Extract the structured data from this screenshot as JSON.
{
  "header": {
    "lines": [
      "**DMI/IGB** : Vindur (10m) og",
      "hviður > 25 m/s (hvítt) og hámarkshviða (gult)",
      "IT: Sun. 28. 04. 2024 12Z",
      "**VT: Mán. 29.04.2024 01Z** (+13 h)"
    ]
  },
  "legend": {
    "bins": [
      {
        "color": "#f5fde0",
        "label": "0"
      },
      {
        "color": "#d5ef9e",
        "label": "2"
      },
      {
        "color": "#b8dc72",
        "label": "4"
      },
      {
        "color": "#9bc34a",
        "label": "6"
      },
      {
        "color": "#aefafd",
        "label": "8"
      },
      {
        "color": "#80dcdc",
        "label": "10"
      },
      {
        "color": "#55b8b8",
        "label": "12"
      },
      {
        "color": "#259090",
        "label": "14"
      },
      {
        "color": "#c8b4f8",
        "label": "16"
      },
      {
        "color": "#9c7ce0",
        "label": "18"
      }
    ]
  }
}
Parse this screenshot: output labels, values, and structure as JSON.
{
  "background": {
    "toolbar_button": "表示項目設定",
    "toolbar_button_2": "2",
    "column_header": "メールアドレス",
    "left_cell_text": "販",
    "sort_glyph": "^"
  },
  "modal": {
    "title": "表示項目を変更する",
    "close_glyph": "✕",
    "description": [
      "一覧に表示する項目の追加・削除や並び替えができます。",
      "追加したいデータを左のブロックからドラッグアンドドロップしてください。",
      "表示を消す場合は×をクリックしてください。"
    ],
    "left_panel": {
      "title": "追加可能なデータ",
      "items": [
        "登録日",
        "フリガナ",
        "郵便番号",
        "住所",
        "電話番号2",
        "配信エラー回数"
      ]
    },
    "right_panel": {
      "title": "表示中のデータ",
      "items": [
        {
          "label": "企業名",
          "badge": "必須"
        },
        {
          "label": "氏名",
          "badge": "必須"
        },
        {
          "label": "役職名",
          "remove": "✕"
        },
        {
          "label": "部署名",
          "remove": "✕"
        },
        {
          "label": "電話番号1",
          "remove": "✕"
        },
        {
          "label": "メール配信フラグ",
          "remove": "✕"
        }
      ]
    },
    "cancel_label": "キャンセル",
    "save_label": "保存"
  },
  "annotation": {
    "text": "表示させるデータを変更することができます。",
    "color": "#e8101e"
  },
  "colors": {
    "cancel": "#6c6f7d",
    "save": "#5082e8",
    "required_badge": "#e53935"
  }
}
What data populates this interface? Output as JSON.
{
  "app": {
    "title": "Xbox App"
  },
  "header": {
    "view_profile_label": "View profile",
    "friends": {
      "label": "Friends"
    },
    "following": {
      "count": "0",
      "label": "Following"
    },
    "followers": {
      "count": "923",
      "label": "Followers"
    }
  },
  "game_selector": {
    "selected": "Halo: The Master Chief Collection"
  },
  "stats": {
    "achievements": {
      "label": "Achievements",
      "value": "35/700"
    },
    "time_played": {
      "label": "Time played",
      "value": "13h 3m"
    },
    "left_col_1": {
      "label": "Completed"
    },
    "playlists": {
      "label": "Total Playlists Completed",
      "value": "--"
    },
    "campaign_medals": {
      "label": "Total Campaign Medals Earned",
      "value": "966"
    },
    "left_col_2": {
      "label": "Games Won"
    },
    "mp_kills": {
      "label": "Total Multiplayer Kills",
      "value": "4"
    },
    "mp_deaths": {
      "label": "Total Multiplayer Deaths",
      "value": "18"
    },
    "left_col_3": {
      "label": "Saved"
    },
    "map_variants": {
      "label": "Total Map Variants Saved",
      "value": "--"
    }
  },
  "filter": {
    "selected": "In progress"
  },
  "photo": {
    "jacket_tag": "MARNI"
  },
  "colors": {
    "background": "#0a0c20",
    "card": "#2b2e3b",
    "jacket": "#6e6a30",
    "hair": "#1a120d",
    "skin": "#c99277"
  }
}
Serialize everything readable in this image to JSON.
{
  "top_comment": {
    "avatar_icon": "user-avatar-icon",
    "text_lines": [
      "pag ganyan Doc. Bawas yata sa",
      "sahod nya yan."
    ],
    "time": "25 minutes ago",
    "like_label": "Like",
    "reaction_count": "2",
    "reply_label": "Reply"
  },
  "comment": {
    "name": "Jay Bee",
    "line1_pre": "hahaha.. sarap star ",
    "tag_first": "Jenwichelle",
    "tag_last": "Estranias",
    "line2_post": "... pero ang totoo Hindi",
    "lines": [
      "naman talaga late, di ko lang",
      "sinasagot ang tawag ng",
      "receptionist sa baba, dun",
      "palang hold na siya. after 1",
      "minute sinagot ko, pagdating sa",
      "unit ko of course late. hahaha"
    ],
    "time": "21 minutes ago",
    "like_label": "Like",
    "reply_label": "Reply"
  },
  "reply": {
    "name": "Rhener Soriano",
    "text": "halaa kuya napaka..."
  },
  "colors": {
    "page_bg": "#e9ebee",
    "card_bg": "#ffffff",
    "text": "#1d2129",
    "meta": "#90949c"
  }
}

# # #

TASK GOAL: Output the listing above without altering a single character.

WRITTEN SOLUTION:
Extract the structured data from this screenshot as JSON.
{
  "header": {
    "lines": [
      "**DMI/IGB** : Vindur (10m) og",
      "hviður > 25 m/s (hvítt) og hámarkshviða (gult)",
      "IT: Sun. 28. 04. 2024 12Z",
      "**VT: Mán. 29.04.2024 01Z** (+13 h)"
    ]
  },
  "legend": {
    "bins": [
      {
        "color": "#f5fde0",
        "label": "0"
      },
      {
        "color": "#d5ef9e",
        "label": "2"
      },
      {
        "color": "#b8dc72",
        "label": "4"
      },
      {
        "color": "#9bc34a",
        "label": "6"
      },
      {
        "color": "#aefafd",
        "label": "8"
      },
      {
        "color": "#80dcdc",
        "label": "10"
      },
      {
        "color": "#55b8b8",
        "label": "12"
      },
      {
        "color": "#259090",
        "label": "14"
      },
      {
        "color": "#c8b4f8",
        "label": "16"
      },
      {
        "color": "#9c7ce0",
        "label": "18"
      }
    ]
  }
}
Parse this screenshot: output labels, values, and structure as JSON.
{
  "background": {
    "toolbar_button": "表示項目設定",
    "toolbar_button_2": "2",
    "column_header": "メールアドレス",
    "left_cell_text": "販",
    "sort_glyph": "^"
  },
  "modal": {
    "title": "表示項目を変更する",
    "close_glyph": "✕",
    "description": [
      "一覧に表示する項目の追加・削除や並び替えができます。",
      "追加したいデータを左のブロックからドラッグアンドドロップしてください。",
      "表示を消す場合は×をクリックしてください。"
    ],
    "left_panel": {
      "title": "追加可能なデータ",
      "items": [
        "登録日",
        "フリガナ",
        "郵便番号",
        "住所",
        "電話番号2",
        "配信エラー回数"
      ]
    },
    "right_panel": {
      "title": "表示中のデータ",
      "items": [
        {
          "label": "企業名",
          "badge": "必須"
        },
        {
          "label": "氏名",
          "badge": "必須"
        },
        {
          "label": "役職名",
          "remove": "✕"
        },
        {
          "label": "部署名",
          "remove": "✕"
        },
        {
          "label": "電話番号1",
          "remove": "✕"
        },
        {
          "label": "メール配信フラグ",
          "remove": "✕"
        }
      ]
    },
    "cancel_label": "キャンセル",
    "save_label": "保存"
  },
  "annotation": {
    "text": "表示させるデータを変更することができます。",
    "color": "#e8101e"
  },
  "colors": {
    "cancel": "#6c6f7d",
    "save": "#5082e8",
    "required_badge": "#e53935"
  }
}
What data populates this interface? Output as JSON.
{
  "app": {
    "title": "Xbox App"
  },
  "header": {
    "view_profile_label": "View profile",
    "friends": {
      "label": "Friends"
    },
    "following": {
      "count": "0",
      "label": "Following"
    },
    "followers": {
      "count": "923",
      "label": "Followers"
    }
  },
  "game_selector": {
    "selected": "Halo: The Master Chief Collection"
  },
  "stats": {
    "achievements": {
      "label": "Achievements",
      "value": "35/700"
    },
    "time_played": {
      "label": "Time played",
      "value": "13h 3m"
    },
    "left_col_1": {
      "label": "Completed"
    },
    "playlists": {
      "label": "Total Playlists Completed",
      "value": "--"
    },
    "campaign_medals": {
      "label": "Total Campaign Medals Earned",
      "value": "966"
    },
    "left_col_2": {
      "label": "Games Won"
    },
    "mp_kills": {
      "label": "Total Multiplayer Kills",
      "value": "4"
    },
    "mp_deaths": {
      "label": "Total Multiplayer Deaths",
      "value": "18"
    },
    "left_col_3": {
      "label": "Saved"
    },
    "map_variants": {
      "label": "Total Map Variants Saved",
      "value": "--"
    }
  },
  "filter": {
    "selected": "In progress"
  },
  "photo": {
    "jacket_tag": "MARNI"
  },
  "colors": {
    "background": "#0a0c20",
    "card": "#2b2e3b",
    "jacket": "#6e6a30",
    "hair": "#1a120d",
    "skin": "#c99277"
  }
}
Serialize everything readable in this image to JSON.
{
  "top_comment": {
    "avatar_icon": "user-avatar-icon",
    "text_lines": [
      "pag ganyan Doc. Bawas yata sa",
      "sahod nya yan."
    ],
    "time": "25 minutes ago",
    "like_label": "Like",
    "reaction_count": "2",
    "reply_label": "Reply"
  },
  "comment": {
    "name": "Jay Bee",
    "line1_pre": "hahaha.. sarap star ",
    "tag_first": "Jenwichelle",
    "tag_last": "Estranias",
    "line2_post": "... pero ang totoo Hindi",
    "lines": [
      "naman talaga late, di ko lang",
      "sinasagot ang tawag ng",
      "receptionist sa baba, dun",
      "palang hold na siya. after 1",
      "minute sinagot ko, pagdating sa",
      "unit ko of course late. hahaha"
    ],
    "time": "21 minutes ago",
    "like_label": "Like",
    "reply_label": "Reply"
  },
  "reply": {
    "name": "Rhener Soriano",
    "text": "halaa kuya napaka..."
  },
  "colors": {
    "page_bg": "#e9ebee",
    "card_bg": "#ffffff",
    "text": "#1d2129",
    "meta": "#90949c"
  }
}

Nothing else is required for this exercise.